Data records:
= = = = =

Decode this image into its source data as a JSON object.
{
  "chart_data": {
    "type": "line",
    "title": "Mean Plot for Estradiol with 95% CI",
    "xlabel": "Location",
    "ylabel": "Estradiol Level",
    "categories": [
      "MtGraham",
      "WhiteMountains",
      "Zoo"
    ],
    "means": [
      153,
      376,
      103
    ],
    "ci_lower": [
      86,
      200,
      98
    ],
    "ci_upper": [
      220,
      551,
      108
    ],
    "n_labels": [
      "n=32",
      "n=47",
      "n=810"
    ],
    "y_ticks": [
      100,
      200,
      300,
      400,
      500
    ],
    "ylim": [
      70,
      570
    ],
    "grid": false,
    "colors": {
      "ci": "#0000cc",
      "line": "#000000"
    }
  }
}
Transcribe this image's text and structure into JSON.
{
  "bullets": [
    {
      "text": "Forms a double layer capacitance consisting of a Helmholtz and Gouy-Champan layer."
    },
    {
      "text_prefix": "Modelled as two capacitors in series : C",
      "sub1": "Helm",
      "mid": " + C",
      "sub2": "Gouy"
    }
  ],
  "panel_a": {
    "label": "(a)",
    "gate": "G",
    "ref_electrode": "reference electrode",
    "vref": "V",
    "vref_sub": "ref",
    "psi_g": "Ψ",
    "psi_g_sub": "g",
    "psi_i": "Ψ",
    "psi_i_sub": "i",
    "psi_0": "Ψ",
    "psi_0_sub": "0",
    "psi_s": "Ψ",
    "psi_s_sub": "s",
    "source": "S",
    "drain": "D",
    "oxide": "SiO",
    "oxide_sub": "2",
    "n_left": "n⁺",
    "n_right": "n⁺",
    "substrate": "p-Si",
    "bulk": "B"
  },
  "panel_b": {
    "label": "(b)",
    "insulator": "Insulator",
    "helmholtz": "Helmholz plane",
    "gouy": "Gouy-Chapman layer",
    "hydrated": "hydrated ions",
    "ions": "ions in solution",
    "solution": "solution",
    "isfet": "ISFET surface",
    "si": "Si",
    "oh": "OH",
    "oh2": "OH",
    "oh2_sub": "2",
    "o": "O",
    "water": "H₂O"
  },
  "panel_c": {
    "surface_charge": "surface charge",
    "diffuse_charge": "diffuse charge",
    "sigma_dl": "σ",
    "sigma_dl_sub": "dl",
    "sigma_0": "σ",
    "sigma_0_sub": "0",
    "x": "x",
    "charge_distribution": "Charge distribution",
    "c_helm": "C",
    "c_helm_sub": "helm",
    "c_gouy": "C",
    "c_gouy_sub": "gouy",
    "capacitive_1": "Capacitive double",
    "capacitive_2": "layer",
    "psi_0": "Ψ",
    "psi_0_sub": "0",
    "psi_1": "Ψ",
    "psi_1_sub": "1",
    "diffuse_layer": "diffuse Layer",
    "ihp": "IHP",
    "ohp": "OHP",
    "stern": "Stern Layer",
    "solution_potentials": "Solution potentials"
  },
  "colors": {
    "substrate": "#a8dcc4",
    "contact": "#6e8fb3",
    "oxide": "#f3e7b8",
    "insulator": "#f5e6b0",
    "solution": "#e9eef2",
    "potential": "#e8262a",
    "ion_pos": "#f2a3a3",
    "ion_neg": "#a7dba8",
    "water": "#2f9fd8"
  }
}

= = = = =

The problem: Gather up the lines containing the word "this" from these records and copy them.

Written solution:
Decode this image into its source data as a JSON object.
Transcribe this image's text and structure into JSON.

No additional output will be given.